= STORED RECORDS =
================================
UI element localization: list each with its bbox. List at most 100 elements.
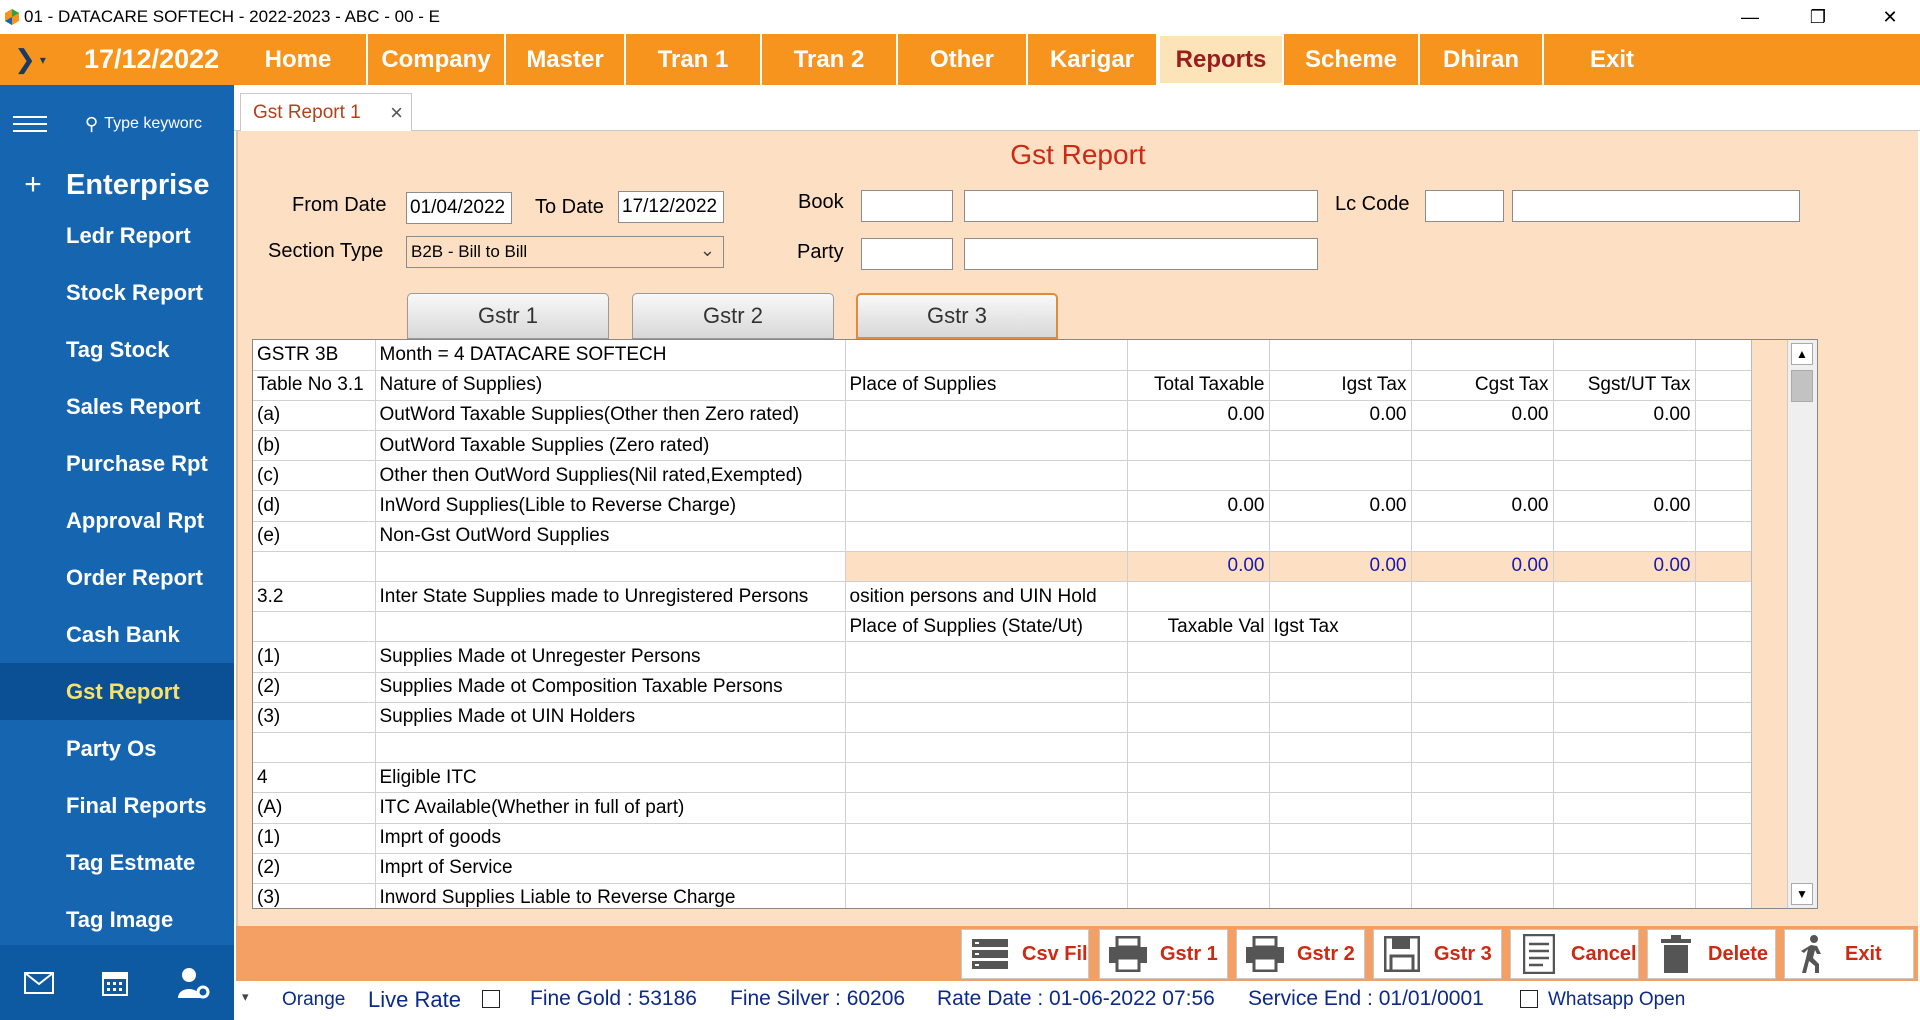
table-cell[interactable]: Igst Tax <box>1269 370 1412 401</box>
section-type-select[interactable]: B2B - Bill to Bill ⌄ <box>406 236 724 268</box>
menu-scheme[interactable]: Scheme <box>1284 34 1420 85</box>
table-cell[interactable] <box>1269 762 1412 794</box>
table-cell[interactable]: Supplies Made ot UIN Holders <box>375 702 846 733</box>
table-cell[interactable] <box>1411 641 1554 673</box>
tab-gstr-3[interactable]: Gstr 3 <box>856 293 1058 339</box>
table-cell[interactable]: InWord Supplies(Lible to Reverse Charge) <box>375 490 846 522</box>
table-cell[interactable] <box>1411 672 1554 703</box>
book-name-input[interactable] <box>964 190 1318 222</box>
table-cell[interactable] <box>1127 460 1270 492</box>
table-cell[interactable] <box>1127 762 1270 794</box>
table-cell[interactable] <box>1269 792 1412 824</box>
table-cell[interactable] <box>1127 340 1270 371</box>
table-cell[interactable]: Total Taxable <box>1127 370 1270 401</box>
minimize-button[interactable]: — <box>1720 0 1780 34</box>
table-cell[interactable] <box>1269 732 1412 764</box>
table-row[interactable]: 4 Eligible ITC <box>253 762 1817 794</box>
table-cell[interactable]: Imprt of goods <box>375 823 846 854</box>
table-row[interactable]: (1) Supplies Made ot Unregester Persons <box>253 641 1817 673</box>
table-row[interactable]: (d) InWord Supplies(Lible to Reverse Char… <box>253 490 1817 522</box>
table-cell[interactable] <box>1127 430 1270 462</box>
table-cell[interactable]: Imprt of Service <box>375 853 846 884</box>
close-window-button[interactable]: ✕ <box>1860 0 1920 34</box>
table-cell[interactable] <box>1553 823 1696 854</box>
cancel-button[interactable]: Cancel <box>1510 929 1639 979</box>
sidebar-item-cash-bank[interactable]: Cash Bank <box>0 606 234 663</box>
table-cell[interactable] <box>375 732 846 764</box>
table-cell[interactable]: Non-Gst OutWord Supplies <box>375 521 846 552</box>
table-cell[interactable] <box>845 460 1128 492</box>
table-row[interactable]: (2) Imprt of Service <box>253 853 1817 884</box>
table-cell[interactable] <box>845 340 1128 371</box>
table-cell[interactable] <box>1411 732 1554 764</box>
table-cell[interactable]: Month = 4 DATACARE SOFTECH <box>375 340 846 371</box>
theme-name[interactable]: Orange <box>282 989 345 1011</box>
tab-gst-report-1[interactable]: Gst Report 1 × <box>240 93 412 131</box>
tab-gstr-2[interactable]: Gstr 2 <box>632 293 834 339</box>
mail-icon[interactable] <box>23 971 54 994</box>
table-cell[interactable] <box>845 551 1128 583</box>
table-cell[interactable] <box>1269 460 1412 492</box>
sidebar-item-gst-report[interactable]: Gst Report <box>0 663 234 720</box>
table-cell[interactable] <box>1411 460 1554 492</box>
table-cell[interactable] <box>1553 430 1696 462</box>
table-cell[interactable]: Supplies Made ot Composition Taxable Per… <box>375 672 846 703</box>
csv-file-button[interactable]: Csv Fil <box>961 929 1089 979</box>
table-cell[interactable] <box>375 611 846 643</box>
table-cell[interactable]: (b) <box>253 430 376 462</box>
to-date-input[interactable]: 17/12/2022 <box>618 191 724 223</box>
table-cell[interactable]: Place of Supplies <box>845 370 1128 401</box>
table-cell[interactable]: (1) <box>253 641 376 673</box>
table-cell[interactable] <box>845 672 1128 703</box>
table-cell[interactable]: (3) <box>253 883 376 908</box>
table-cell[interactable]: 0.00 <box>1127 490 1270 522</box>
party-name-input[interactable] <box>964 238 1318 270</box>
table-cell[interactable] <box>1411 611 1554 643</box>
table-row[interactable]: (b) OutWord Taxable Supplies (Zero rated) <box>253 430 1817 462</box>
table-cell[interactable] <box>1127 883 1270 908</box>
table-cell[interactable]: 4 <box>253 762 376 794</box>
table-cell[interactable]: (A) <box>253 792 376 824</box>
table-cell[interactable]: Igst Tax <box>1269 611 1412 643</box>
table-cell[interactable]: OutWord Taxable Supplies(Other then Zero… <box>375 400 846 432</box>
table-cell[interactable]: 0.00 <box>1411 551 1554 583</box>
table-row[interactable]: GSTR 3B Month = 4 DATACARE SOFTECH <box>253 340 1817 371</box>
table-cell[interactable] <box>1553 762 1696 794</box>
lc-name-input[interactable] <box>1512 190 1800 222</box>
table-cell[interactable]: (2) <box>253 672 376 703</box>
table-cell[interactable] <box>845 823 1128 854</box>
table-cell[interactable] <box>375 551 846 583</box>
table-cell[interactable] <box>1411 430 1554 462</box>
table-cell[interactable]: 0.00 <box>1411 490 1554 522</box>
table-cell[interactable]: osition persons and UIN Hold <box>845 581 1128 613</box>
menu-other[interactable]: Other <box>898 34 1028 85</box>
vertical-scrollbar[interactable]: ▲ ▼ <box>1787 340 1817 908</box>
table-cell[interactable]: 0.00 <box>1269 490 1412 522</box>
table-cell[interactable] <box>253 732 376 764</box>
table-row[interactable]: (c) Other then OutWord Supplies(Nil rated… <box>253 460 1817 492</box>
table-cell[interactable] <box>1411 823 1554 854</box>
table-cell[interactable] <box>845 792 1128 824</box>
menu-company[interactable]: Company <box>368 34 506 85</box>
table-row[interactable]: (1) Imprt of goods <box>253 823 1817 854</box>
table-row[interactable]: 0.00 0.00 0.00 0.00 <box>253 551 1817 583</box>
table-cell[interactable]: 0.00 <box>1269 400 1412 432</box>
table-cell[interactable] <box>1553 581 1696 613</box>
table-cell[interactable] <box>1411 853 1554 884</box>
table-cell[interactable] <box>1269 521 1412 552</box>
sidebar-item-purchase-rpt[interactable]: Purchase Rpt <box>0 435 234 492</box>
table-cell[interactable] <box>1127 792 1270 824</box>
table-row[interactable]: (3) Inword Supplies Liable to Reverse Cha… <box>253 883 1817 908</box>
calendar-icon[interactable] <box>101 969 129 997</box>
table-cell[interactable]: Table No 3.1 <box>253 370 376 401</box>
table-cell[interactable]: 3.2 <box>253 581 376 613</box>
table-cell[interactable] <box>1269 430 1412 462</box>
table-cell[interactable] <box>1553 702 1696 733</box>
gstr-2-print-button[interactable]: Gstr 2 <box>1236 929 1365 979</box>
table-cell[interactable]: ITC Available(Whether in full of part) <box>375 792 846 824</box>
table-cell[interactable]: Sgst/UT Tax <box>1553 370 1696 401</box>
table-cell[interactable] <box>1411 340 1554 371</box>
table-cell[interactable] <box>1553 340 1696 371</box>
exit-button[interactable]: Exit <box>1784 929 1914 979</box>
table-cell[interactable] <box>1269 853 1412 884</box>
================================
= TASK DETAILS =
Copy every line of the entries above word for word, leaving out the pictures.

= OUTPUT =
UI element localization: list each with its bbox. List at most 100 elements.
table-cell[interactable]: Igst Tax <box>1269 370 1412 401</box>
section-type-select[interactable]: B2B - Bill to Bill ⌄ <box>406 236 724 268</box>
menu-scheme[interactable]: Scheme <box>1284 34 1420 85</box>
table-cell[interactable] <box>1269 762 1412 794</box>
table-cell[interactable]: Supplies Made ot UIN Holders <box>375 702 846 733</box>
table-cell[interactable] <box>1411 641 1554 673</box>
tab-gstr-3[interactable]: Gstr 3 <box>856 293 1058 339</box>
table-cell[interactable]: InWord Supplies(Lible to Reverse Charge) <box>375 490 846 522</box>
table-cell[interactable] <box>1411 672 1554 703</box>
book-name-input[interactable] <box>964 190 1318 222</box>
table-cell[interactable] <box>1127 460 1270 492</box>
table-cell[interactable] <box>1127 762 1270 794</box>
table-cell[interactable] <box>1269 792 1412 824</box>
table-cell[interactable] <box>1127 340 1270 371</box>
table-cell[interactable]: Total Taxable <box>1127 370 1270 401</box>
minimize-button[interactable]: — <box>1720 0 1780 34</box>
table-cell[interactable] <box>1269 732 1412 764</box>
table-row[interactable]: 4 Eligible ITC <box>253 762 1817 794</box>
table-cell[interactable]: Imprt of goods <box>375 823 846 854</box>
table-row[interactable]: (1) Supplies Made ot Unregester Persons <box>253 641 1817 673</box>
table-row[interactable]: (d) InWord Supplies(Lible to Reverse Char… <box>253 490 1817 522</box>
table-cell[interactable] <box>1127 430 1270 462</box>
table-cell[interactable]: Imprt of Service <box>375 853 846 884</box>
close-window-button[interactable]: ✕ <box>1860 0 1920 34</box>
table-cell[interactable] <box>1553 823 1696 854</box>
cancel-button[interactable]: Cancel <box>1510 929 1639 979</box>
sidebar-item-cash-bank[interactable]: Cash Bank <box>0 606 234 663</box>
table-cell[interactable] <box>375 732 846 764</box>
table-cell[interactable]: Non-Gst OutWord Supplies <box>375 521 846 552</box>
table-cell[interactable] <box>845 460 1128 492</box>
table-row[interactable]: (2) Imprt of Service <box>253 853 1817 884</box>
table-cell[interactable] <box>845 340 1128 371</box>
table-cell[interactable] <box>1411 732 1554 764</box>
table-cell[interactable]: Month = 4 DATACARE SOFTECH <box>375 340 846 371</box>
theme-name[interactable]: Orange <box>282 989 345 1011</box>
tab-gst-report-1[interactable]: Gst Report 1 × <box>240 93 412 131</box>
tab-gstr-2[interactable]: Gstr 2 <box>632 293 834 339</box>
mail-icon[interactable] <box>23 971 54 994</box>
table-cell[interactable] <box>845 551 1128 583</box>
table-cell[interactable] <box>1269 460 1412 492</box>
sidebar-item-gst-report[interactable]: Gst Report <box>0 663 234 720</box>
table-cell[interactable] <box>1411 460 1554 492</box>
table-cell[interactable] <box>1553 430 1696 462</box>
table-cell[interactable]: Supplies Made ot Composition Taxable Per… <box>375 672 846 703</box>
csv-file-button[interactable]: Csv Fil <box>961 929 1089 979</box>
table-cell[interactable] <box>375 611 846 643</box>
table-cell[interactable]: (b) <box>253 430 376 462</box>
to-date-input[interactable]: 17/12/2022 <box>618 191 724 223</box>
table-cell[interactable]: Place of Supplies <box>845 370 1128 401</box>
table-cell[interactable]: (1) <box>253 641 376 673</box>
table-cell[interactable] <box>845 672 1128 703</box>
table-cell[interactable]: (3) <box>253 883 376 908</box>
table-cell[interactable]: 0.00 <box>1127 490 1270 522</box>
party-name-input[interactable] <box>964 238 1318 270</box>
table-cell[interactable] <box>1411 611 1554 643</box>
table-row[interactable]: (b) OutWord Taxable Supplies (Zero rated) <box>253 430 1817 462</box>
table-cell[interactable] <box>1127 883 1270 908</box>
table-cell[interactable]: 4 <box>253 762 376 794</box>
table-cell[interactable]: (A) <box>253 792 376 824</box>
table-cell[interactable]: Igst Tax <box>1269 611 1412 643</box>
table-cell[interactable]: OutWord Taxable Supplies(Other then Zero… <box>375 400 846 432</box>
table-cell[interactable]: 0.00 <box>1411 551 1554 583</box>
table-row[interactable]: GSTR 3B Month = 4 DATACARE SOFTECH <box>253 340 1817 371</box>
table-cell[interactable] <box>1553 762 1696 794</box>
lc-name-input[interactable] <box>1512 190 1800 222</box>
table-cell[interactable]: (2) <box>253 672 376 703</box>
table-cell[interactable] <box>845 823 1128 854</box>
table-cell[interactable] <box>375 551 846 583</box>
table-cell[interactable] <box>1411 430 1554 462</box>
table-cell[interactable]: 0.00 <box>1411 490 1554 522</box>
table-cell[interactable]: osition persons and UIN Hold <box>845 581 1128 613</box>
menu-other[interactable]: Other <box>898 34 1028 85</box>
vertical-scrollbar[interactable]: ▲ ▼ <box>1787 340 1817 908</box>
table-cell[interactable]: 0.00 <box>1269 490 1412 522</box>
table-cell[interactable] <box>253 732 376 764</box>
table-row[interactable]: (c) Other then OutWord Supplies(Nil rated… <box>253 460 1817 492</box>
table-cell[interactable] <box>1411 823 1554 854</box>
table-cell[interactable] <box>845 792 1128 824</box>
menu-company[interactable]: Company <box>368 34 506 85</box>
table-row[interactable]: (1) Imprt of goods <box>253 823 1817 854</box>
table-row[interactable]: 0.00 0.00 0.00 0.00 <box>253 551 1817 583</box>
table-cell[interactable]: 0.00 <box>1269 400 1412 432</box>
table-cell[interactable] <box>1553 581 1696 613</box>
table-cell[interactable] <box>1411 853 1554 884</box>
table-cell[interactable] <box>1269 521 1412 552</box>
sidebar-item-purchase-rpt[interactable]: Purchase Rpt <box>0 435 234 492</box>
table-cell[interactable] <box>1127 792 1270 824</box>
table-row[interactable]: (3) Inword Supplies Liable to Reverse Cha… <box>253 883 1817 908</box>
calendar-icon[interactable] <box>101 969 129 997</box>
table-cell[interactable]: Table No 3.1 <box>253 370 376 401</box>
table-cell[interactable]: 3.2 <box>253 581 376 613</box>
table-cell[interactable] <box>1269 430 1412 462</box>
table-cell[interactable] <box>1553 702 1696 733</box>
gstr-2-print-button[interactable]: Gstr 2 <box>1236 929 1365 979</box>
table-cell[interactable]: ITC Available(Whether in full of part) <box>375 792 846 824</box>
table-cell[interactable]: Sgst/UT Tax <box>1553 370 1696 401</box>
table-cell[interactable] <box>1411 340 1554 371</box>
table-cell[interactable] <box>1553 340 1696 371</box>
exit-button[interactable]: Exit <box>1784 929 1914 979</box>
table-cell[interactable] <box>1269 853 1412 884</box>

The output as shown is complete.